Reproduce each record below exactly as written.

(Records from a collection of figures)
☆ ☆ ☆ ☆

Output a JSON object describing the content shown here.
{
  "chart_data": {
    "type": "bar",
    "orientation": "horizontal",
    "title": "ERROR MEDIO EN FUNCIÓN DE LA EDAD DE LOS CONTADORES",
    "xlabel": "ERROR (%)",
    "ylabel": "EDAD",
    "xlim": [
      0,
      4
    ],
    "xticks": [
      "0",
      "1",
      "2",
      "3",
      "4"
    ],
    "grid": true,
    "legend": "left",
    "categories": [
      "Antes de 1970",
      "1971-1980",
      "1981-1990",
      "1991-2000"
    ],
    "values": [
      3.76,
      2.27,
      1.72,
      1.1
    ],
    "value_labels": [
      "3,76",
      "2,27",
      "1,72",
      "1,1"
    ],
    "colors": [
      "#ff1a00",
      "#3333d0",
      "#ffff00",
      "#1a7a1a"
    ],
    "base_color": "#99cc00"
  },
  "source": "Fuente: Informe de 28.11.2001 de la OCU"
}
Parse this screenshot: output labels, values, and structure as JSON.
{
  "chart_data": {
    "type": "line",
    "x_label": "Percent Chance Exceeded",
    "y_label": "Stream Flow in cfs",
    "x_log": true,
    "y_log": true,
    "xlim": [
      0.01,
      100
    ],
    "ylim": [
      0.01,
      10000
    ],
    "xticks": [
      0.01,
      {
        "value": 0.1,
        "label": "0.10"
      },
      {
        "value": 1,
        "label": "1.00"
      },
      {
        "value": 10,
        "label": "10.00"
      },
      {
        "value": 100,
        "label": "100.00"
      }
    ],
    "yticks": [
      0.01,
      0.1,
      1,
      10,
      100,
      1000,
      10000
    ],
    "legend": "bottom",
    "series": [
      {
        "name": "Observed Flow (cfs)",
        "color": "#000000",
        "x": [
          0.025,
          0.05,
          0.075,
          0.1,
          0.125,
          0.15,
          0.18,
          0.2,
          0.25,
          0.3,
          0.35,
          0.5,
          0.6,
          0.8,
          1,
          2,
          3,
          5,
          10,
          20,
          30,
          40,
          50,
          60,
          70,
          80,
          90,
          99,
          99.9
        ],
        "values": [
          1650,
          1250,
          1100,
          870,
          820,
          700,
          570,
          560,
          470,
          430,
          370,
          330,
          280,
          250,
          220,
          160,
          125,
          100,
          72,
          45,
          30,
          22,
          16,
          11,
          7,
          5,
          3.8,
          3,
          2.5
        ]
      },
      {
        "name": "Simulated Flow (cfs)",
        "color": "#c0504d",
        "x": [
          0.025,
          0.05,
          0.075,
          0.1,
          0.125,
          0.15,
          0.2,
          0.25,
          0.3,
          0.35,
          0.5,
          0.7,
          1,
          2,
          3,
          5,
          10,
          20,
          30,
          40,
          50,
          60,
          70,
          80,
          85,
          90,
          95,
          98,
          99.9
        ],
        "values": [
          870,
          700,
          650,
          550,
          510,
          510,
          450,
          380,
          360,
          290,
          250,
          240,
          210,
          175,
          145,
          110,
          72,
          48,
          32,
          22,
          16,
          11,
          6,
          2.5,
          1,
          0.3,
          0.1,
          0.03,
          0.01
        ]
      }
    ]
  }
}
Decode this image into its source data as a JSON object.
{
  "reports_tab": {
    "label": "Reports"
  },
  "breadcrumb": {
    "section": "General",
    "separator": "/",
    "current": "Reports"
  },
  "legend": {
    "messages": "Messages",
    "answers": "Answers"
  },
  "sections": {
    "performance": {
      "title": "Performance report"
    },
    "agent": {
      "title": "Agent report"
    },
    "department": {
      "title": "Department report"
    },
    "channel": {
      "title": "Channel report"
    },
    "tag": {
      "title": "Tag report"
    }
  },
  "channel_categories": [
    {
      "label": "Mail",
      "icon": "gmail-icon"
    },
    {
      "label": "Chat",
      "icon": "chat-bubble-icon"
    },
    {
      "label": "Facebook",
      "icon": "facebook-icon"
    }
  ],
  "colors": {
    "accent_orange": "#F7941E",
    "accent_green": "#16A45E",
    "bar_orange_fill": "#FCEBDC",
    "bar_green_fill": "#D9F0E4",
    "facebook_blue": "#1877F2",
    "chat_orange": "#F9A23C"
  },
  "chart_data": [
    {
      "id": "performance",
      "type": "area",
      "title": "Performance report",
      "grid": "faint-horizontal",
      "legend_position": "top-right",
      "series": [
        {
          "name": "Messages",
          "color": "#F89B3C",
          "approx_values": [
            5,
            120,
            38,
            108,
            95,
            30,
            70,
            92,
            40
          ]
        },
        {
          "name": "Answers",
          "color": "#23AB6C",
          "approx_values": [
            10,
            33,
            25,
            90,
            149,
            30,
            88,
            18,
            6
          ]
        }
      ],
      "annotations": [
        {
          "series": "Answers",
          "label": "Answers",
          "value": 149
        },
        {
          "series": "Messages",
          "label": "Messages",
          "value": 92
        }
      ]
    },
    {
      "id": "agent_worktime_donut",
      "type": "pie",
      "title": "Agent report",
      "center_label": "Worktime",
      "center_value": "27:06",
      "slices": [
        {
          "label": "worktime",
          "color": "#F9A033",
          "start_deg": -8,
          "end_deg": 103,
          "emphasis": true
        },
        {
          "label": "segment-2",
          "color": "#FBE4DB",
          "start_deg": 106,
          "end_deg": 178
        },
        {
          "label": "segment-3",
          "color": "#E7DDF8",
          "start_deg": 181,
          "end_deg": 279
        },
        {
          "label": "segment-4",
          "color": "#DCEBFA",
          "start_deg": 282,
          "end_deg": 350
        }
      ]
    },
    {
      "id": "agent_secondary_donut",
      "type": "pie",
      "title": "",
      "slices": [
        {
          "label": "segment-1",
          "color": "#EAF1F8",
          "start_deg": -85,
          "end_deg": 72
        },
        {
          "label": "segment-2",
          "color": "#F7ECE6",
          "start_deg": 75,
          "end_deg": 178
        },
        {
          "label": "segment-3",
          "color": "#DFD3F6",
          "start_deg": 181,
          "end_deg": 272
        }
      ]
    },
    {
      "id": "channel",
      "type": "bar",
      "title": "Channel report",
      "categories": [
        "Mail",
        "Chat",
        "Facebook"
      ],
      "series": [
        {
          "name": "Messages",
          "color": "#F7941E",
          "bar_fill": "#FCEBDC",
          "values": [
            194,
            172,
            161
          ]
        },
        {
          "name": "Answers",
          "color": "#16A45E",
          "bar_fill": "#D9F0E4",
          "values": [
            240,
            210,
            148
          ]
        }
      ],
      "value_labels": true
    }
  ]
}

☆ ☆ ☆ ☆

| Response to the task |
Output a JSON object describing the content shown here.
{
  "chart_data": {
    "type": "bar",
    "orientation": "horizontal",
    "title": "ERROR MEDIO EN FUNCIÓN DE LA EDAD DE LOS CONTADORES",
    "xlabel": "ERROR (%)",
    "ylabel": "EDAD",
    "xlim": [
      0,
      4
    ],
    "xticks": [
      "0",
      "1",
      "2",
      "3",
      "4"
    ],
    "grid": true,
    "legend": "left",
    "categories": [
      "Antes de 1970",
      "1971-1980",
      "1981-1990",
      "1991-2000"
    ],
    "values": [
      3.76,
      2.27,
      1.72,
      1.1
    ],
    "value_labels": [
      "3,76",
      "2,27",
      "1,72",
      "1,1"
    ],
    "colors": [
      "#ff1a00",
      "#3333d0",
      "#ffff00",
      "#1a7a1a"
    ],
    "base_color": "#99cc00"
  },
  "source": "Fuente: Informe de 28.11.2001 de la OCU"
}
Parse this screenshot: output labels, values, and structure as JSON.
{
  "chart_data": {
    "type": "line",
    "x_label": "Percent Chance Exceeded",
    "y_label": "Stream Flow in cfs",
    "x_log": true,
    "y_log": true,
    "xlim": [
      0.01,
      100
    ],
    "ylim": [
      0.01,
      10000
    ],
    "xticks": [
      0.01,
      {
        "value": 0.1,
        "label": "0.10"
      },
      {
        "value": 1,
        "label": "1.00"
      },
      {
        "value": 10,
        "label": "10.00"
      },
      {
        "value": 100,
        "label": "100.00"
      }
    ],
    "yticks": [
      0.01,
      0.1,
      1,
      10,
      100,
      1000,
      10000
    ],
    "legend": "bottom",
    "series": [
      {
        "name": "Observed Flow (cfs)",
        "color": "#000000",
        "x": [
          0.025,
          0.05,
          0.075,
          0.1,
          0.125,
          0.15,
          0.18,
          0.2,
          0.25,
          0.3,
          0.35,
          0.5,
          0.6,
          0.8,
          1,
          2,
          3,
          5,
          10,
          20,
          30,
          40,
          50,
          60,
          70,
          80,
          90,
          99,
          99.9
        ],
        "values": [
          1650,
          1250,
          1100,
          870,
          820,
          700,
          570,
          560,
          470,
          430,
          370,
          330,
          280,
          250,
          220,
          160,
          125,
          100,
          72,
          45,
          30,
          22,
          16,
          11,
          7,
          5,
          3.8,
          3,
          2.5
        ]
      },
      {
        "name": "Simulated Flow (cfs)",
        "color": "#c0504d",
        "x": [
          0.025,
          0.05,
          0.075,
          0.1,
          0.125,
          0.15,
          0.2,
          0.25,
          0.3,
          0.35,
          0.5,
          0.7,
          1,
          2,
          3,
          5,
          10,
          20,
          30,
          40,
          50,
          60,
          70,
          80,
          85,
          90,
          95,
          98,
          99.9
        ],
        "values": [
          870,
          700,
          650,
          550,
          510,
          510,
          450,
          380,
          360,
          290,
          250,
          240,
          210,
          175,
          145,
          110,
          72,
          48,
          32,
          22,
          16,
          11,
          6,
          2.5,
          1,
          0.3,
          0.1,
          0.03,
          0.01
        ]
      }
    ]
  }
}
Decode this image into its source data as a JSON object.
{
  "reports_tab": {
    "label": "Reports"
  },
  "breadcrumb": {
    "section": "General",
    "separator": "/",
    "current": "Reports"
  },
  "legend": {
    "messages": "Messages",
    "answers": "Answers"
  },
  "sections": {
    "performance": {
      "title": "Performance report"
    },
    "agent": {
      "title": "Agent report"
    },
    "department": {
      "title": "Department report"
    },
    "channel": {
      "title": "Channel report"
    },
    "tag": {
      "title": "Tag report"
    }
  },
  "channel_categories": [
    {
      "label": "Mail",
      "icon": "gmail-icon"
    },
    {
      "label": "Chat",
      "icon": "chat-bubble-icon"
    },
    {
      "label": "Facebook",
      "icon": "facebook-icon"
    }
  ],
  "colors": {
    "accent_orange": "#F7941E",
    "accent_green": "#16A45E",
    "bar_orange_fill": "#FCEBDC",
    "bar_green_fill": "#D9F0E4",
    "facebook_blue": "#1877F2",
    "chat_orange": "#F9A23C"
  },
  "chart_data": [
    {
      "id": "performance",
      "type": "area",
      "title": "Performance report",
      "grid": "faint-horizontal",
      "legend_position": "top-right",
      "series": [
        {
          "name": "Messages",
          "color": "#F89B3C",
          "approx_values": [
            5,
            120,
            38,
            108,
            95,
            30,
            70,
            92,
            40
          ]
        },
        {
          "name": "Answers",
          "color": "#23AB6C",
          "approx_values": [
            10,
            33,
            25,
            90,
            149,
            30,
            88,
            18,
            6
          ]
        }
      ],
      "annotations": [
        {
          "series": "Answers",
          "label": "Answers",
          "value": 149
        },
        {
          "series": "Messages",
          "label": "Messages",
          "value": 92
        }
      ]
    },
    {
      "id": "agent_worktime_donut",
      "type": "pie",
      "title": "Agent report",
      "center_label": "Worktime",
      "center_value": "27:06",
      "slices": [
        {
          "label": "worktime",
          "color": "#F9A033",
          "start_deg": -8,
          "end_deg": 103,
          "emphasis": true
        },
        {
          "label": "segment-2",
          "color": "#FBE4DB",
          "start_deg": 106,
          "end_deg": 178
        },
        {
          "label": "segment-3",
          "color": "#E7DDF8",
          "start_deg": 181,
          "end_deg": 279
        },
        {
          "label": "segment-4",
          "color": "#DCEBFA",
          "start_deg": 282,
          "end_deg": 350
        }
      ]
    },
    {
      "id": "agent_secondary_donut",
      "type": "pie",
      "title": "",
      "slices": [
        {
          "label": "segment-1",
          "color": "#EAF1F8",
          "start_deg": -85,
          "end_deg": 72
        },
        {
          "label": "segment-2",
          "color": "#F7ECE6",
          "start_deg": 75,
          "end_deg": 178
        },
        {
          "label": "segment-3",
          "color": "#DFD3F6",
          "start_deg": 181,
          "end_deg": 272
        }
      ]
    },
    {
      "id": "channel",
      "type": "bar",
      "title": "Channel report",
      "categories": [
        "Mail",
        "Chat",
        "Facebook"
      ],
      "series": [
        {
          "name": "Messages",
          "color": "#F7941E",
          "bar_fill": "#FCEBDC",
          "values": [
            194,
            172,
            161
          ]
        },
        {
          "name": "Answers",
          "color": "#16A45E",
          "bar_fill": "#D9F0E4",
          "values": [
            240,
            210,
            148
          ]
        }
      ],
      "value_labels": true
    }
  ]
}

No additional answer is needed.